# [What you have to do]
Sort through the data and copy the lines holding the word "Таблица".

# [Entries provided]
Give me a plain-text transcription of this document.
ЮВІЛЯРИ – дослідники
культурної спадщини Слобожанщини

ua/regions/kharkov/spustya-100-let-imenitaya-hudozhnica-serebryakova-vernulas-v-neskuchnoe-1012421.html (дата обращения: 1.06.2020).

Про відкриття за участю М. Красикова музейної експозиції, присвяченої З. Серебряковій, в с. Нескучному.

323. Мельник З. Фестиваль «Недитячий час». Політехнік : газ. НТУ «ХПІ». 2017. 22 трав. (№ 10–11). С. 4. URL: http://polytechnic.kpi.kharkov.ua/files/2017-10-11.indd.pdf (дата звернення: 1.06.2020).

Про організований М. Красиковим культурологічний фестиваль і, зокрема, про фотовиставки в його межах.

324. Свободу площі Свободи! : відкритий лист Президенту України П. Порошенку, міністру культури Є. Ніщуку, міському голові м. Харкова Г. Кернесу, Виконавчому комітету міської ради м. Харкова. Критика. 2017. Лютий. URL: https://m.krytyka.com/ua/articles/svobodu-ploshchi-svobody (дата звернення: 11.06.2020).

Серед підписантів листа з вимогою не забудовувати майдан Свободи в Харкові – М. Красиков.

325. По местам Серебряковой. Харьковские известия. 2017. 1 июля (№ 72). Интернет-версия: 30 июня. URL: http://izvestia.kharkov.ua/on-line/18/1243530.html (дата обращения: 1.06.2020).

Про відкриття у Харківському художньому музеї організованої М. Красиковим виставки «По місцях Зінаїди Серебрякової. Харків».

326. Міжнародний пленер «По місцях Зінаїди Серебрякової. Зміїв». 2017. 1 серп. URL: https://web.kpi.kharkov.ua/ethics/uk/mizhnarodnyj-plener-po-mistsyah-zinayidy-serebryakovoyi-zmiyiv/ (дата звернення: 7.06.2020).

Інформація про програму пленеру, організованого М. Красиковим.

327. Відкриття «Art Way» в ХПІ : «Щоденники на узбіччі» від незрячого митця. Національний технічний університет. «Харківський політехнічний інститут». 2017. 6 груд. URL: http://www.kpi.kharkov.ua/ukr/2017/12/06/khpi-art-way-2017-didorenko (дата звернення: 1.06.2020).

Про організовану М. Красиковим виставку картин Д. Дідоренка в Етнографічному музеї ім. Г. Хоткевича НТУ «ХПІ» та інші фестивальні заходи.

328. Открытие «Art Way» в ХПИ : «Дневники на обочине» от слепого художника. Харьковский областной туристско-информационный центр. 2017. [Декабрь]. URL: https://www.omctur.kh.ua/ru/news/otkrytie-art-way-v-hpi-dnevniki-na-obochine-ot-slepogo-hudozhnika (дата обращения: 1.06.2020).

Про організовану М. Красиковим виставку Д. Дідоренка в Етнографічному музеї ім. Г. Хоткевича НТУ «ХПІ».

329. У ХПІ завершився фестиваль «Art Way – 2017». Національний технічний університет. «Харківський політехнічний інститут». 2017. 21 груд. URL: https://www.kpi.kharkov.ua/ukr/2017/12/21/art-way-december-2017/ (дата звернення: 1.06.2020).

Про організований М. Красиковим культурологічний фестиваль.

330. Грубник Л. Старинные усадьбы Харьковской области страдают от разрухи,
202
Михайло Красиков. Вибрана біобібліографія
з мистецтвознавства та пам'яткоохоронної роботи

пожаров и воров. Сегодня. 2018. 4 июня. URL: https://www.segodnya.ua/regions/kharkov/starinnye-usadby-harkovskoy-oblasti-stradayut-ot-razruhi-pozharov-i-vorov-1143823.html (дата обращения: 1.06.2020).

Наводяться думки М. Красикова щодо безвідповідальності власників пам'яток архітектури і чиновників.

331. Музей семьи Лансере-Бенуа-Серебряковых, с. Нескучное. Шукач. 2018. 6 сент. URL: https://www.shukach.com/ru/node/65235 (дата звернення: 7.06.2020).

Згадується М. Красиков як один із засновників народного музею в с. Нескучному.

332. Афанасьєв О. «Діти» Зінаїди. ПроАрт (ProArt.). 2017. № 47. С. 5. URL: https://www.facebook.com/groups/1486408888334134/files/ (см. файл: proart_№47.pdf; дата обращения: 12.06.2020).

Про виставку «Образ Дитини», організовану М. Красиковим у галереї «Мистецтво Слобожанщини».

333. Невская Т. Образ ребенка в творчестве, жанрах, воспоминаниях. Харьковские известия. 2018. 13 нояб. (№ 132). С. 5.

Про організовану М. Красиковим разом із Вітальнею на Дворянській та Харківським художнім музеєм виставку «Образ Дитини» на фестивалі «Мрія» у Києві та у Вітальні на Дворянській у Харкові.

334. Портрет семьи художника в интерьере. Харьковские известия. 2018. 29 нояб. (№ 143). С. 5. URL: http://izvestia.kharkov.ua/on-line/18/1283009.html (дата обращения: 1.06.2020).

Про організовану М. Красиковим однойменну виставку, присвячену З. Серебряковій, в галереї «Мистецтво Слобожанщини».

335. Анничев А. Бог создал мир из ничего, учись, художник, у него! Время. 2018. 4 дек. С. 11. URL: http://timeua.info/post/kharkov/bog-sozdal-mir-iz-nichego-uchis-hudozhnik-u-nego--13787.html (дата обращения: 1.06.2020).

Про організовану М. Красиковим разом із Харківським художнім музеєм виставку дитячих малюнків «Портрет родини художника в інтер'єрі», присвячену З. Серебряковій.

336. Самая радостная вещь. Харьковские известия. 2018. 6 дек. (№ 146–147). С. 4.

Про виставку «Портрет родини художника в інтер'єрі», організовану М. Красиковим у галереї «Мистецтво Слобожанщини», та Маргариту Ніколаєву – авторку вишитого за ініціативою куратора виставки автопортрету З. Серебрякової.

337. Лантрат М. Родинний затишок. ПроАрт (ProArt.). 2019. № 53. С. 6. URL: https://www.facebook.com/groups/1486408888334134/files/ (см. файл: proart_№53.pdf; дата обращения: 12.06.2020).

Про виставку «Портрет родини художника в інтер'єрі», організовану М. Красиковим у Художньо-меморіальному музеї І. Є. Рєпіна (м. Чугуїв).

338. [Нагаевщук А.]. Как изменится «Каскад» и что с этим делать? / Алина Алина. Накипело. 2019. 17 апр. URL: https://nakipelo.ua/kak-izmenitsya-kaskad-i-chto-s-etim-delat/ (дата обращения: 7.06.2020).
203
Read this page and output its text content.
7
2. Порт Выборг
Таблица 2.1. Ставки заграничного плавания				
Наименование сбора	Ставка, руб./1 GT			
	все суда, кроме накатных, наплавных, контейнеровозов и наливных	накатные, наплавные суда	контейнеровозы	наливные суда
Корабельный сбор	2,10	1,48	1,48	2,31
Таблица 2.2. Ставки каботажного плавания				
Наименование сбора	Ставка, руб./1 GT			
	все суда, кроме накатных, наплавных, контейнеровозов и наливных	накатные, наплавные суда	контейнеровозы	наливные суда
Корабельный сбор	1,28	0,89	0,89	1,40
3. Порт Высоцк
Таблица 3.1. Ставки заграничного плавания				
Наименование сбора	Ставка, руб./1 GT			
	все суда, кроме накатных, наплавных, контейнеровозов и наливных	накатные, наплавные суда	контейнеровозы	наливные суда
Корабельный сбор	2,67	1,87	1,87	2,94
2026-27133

# [Task output]
Таблица 2.1. Ставки заграничного плавания				
Таблица 2.2. Ставки каботажного плавания				
Таблица 3.1. Ставки заграничного плавания				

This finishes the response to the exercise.